(begin)
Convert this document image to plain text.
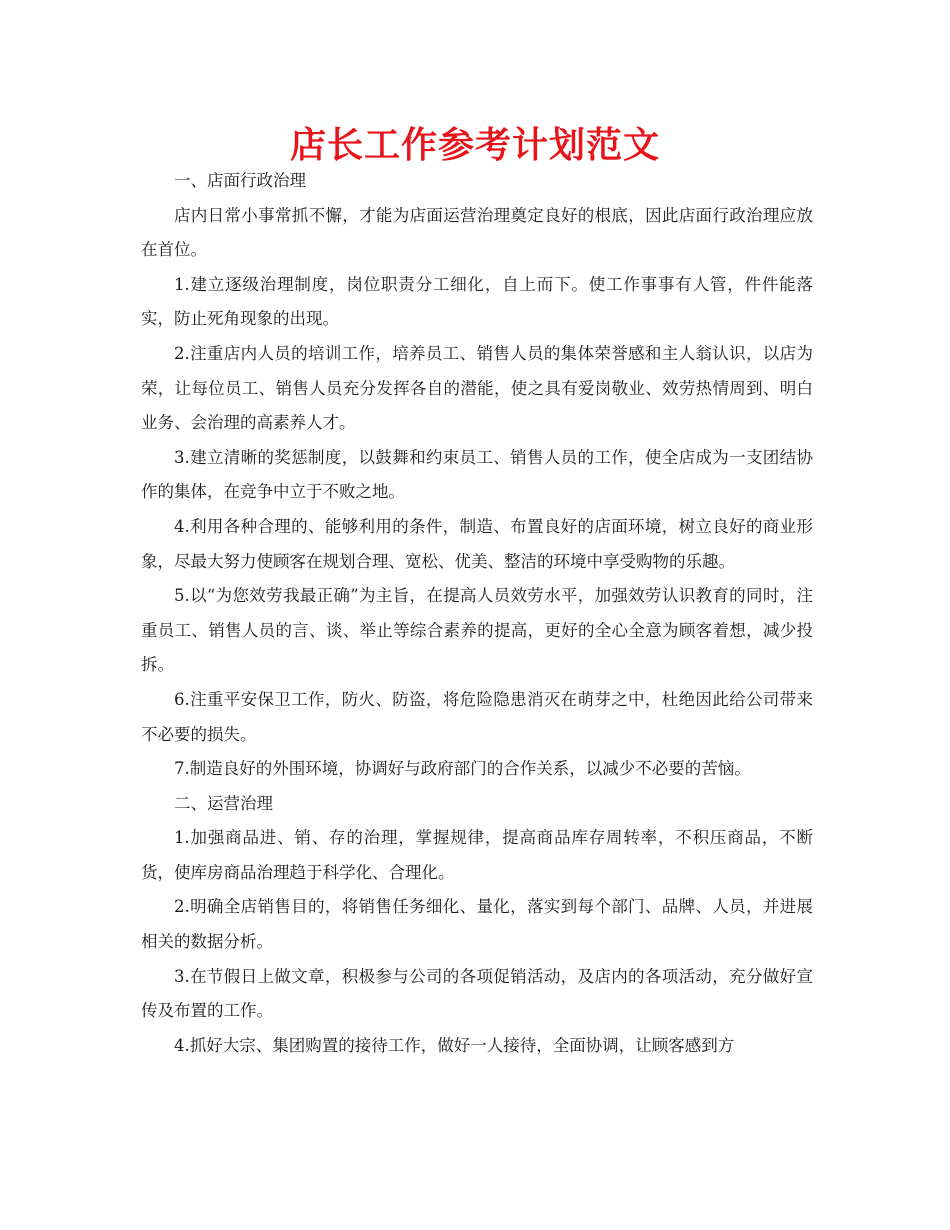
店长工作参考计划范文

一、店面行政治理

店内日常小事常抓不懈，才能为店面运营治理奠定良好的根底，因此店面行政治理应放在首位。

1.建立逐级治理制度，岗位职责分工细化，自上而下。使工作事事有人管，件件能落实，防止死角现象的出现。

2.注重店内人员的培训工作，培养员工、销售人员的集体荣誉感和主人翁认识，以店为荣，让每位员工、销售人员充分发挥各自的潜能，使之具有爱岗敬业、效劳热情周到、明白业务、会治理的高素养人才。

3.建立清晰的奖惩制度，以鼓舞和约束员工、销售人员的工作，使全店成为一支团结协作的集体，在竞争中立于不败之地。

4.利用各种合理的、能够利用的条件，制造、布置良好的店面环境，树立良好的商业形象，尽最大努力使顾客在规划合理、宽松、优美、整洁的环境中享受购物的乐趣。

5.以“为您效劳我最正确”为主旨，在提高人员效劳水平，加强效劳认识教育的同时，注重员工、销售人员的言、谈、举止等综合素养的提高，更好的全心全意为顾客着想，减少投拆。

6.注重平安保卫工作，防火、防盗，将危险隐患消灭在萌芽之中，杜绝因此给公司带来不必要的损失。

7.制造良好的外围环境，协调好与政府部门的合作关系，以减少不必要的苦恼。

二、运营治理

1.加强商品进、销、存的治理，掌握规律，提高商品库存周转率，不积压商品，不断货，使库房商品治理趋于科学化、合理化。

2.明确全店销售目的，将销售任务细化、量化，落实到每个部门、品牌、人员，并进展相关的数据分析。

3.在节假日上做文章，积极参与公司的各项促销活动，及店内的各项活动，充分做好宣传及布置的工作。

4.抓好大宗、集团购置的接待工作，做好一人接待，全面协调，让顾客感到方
(end)
> [PROBLEM TO SOLVE]: All entries must be written out again exactly as given, with no pictures in the copy.

> [ANSWER IN FULL]:
Convert this document image to plain text.
店长工作参考计划范文

一、店面行政治理

店内日常小事常抓不懈，才能为店面运营治理奠定良好的根底，因此店面行政治理应放在首位。

1.建立逐级治理制度，岗位职责分工细化，自上而下。使工作事事有人管，件件能落实，防止死角现象的出现。

2.注重店内人员的培训工作，培养员工、销售人员的集体荣誉感和主人翁认识，以店为荣，让每位员工、销售人员充分发挥各自的潜能，使之具有爱岗敬业、效劳热情周到、明白业务、会治理的高素养人才。

3.建立清晰的奖惩制度，以鼓舞和约束员工、销售人员的工作，使全店成为一支团结协作的集体，在竞争中立于不败之地。

4.利用各种合理的、能够利用的条件，制造、布置良好的店面环境，树立良好的商业形象，尽最大努力使顾客在规划合理、宽松、优美、整洁的环境中享受购物的乐趣。

5.以“为您效劳我最正确”为主旨，在提高人员效劳水平，加强效劳认识教育的同时，注重员工、销售人员的言、谈、举止等综合素养的提高，更好的全心全意为顾客着想，减少投拆。

6.注重平安保卫工作，防火、防盗，将危险隐患消灭在萌芽之中，杜绝因此给公司带来不必要的损失。

7.制造良好的外围环境，协调好与政府部门的合作关系，以减少不必要的苦恼。

二、运营治理

1.加强商品进、销、存的治理，掌握规律，提高商品库存周转率，不积压商品，不断货，使库房商品治理趋于科学化、合理化。

2.明确全店销售目的，将销售任务细化、量化，落实到每个部门、品牌、人员，并进展相关的数据分析。

3.在节假日上做文章，积极参与公司的各项促销活动，及店内的各项活动，充分做好宣传及布置的工作。

4.抓好大宗、集团购置的接待工作，做好一人接待，全面协调，让顾客感到方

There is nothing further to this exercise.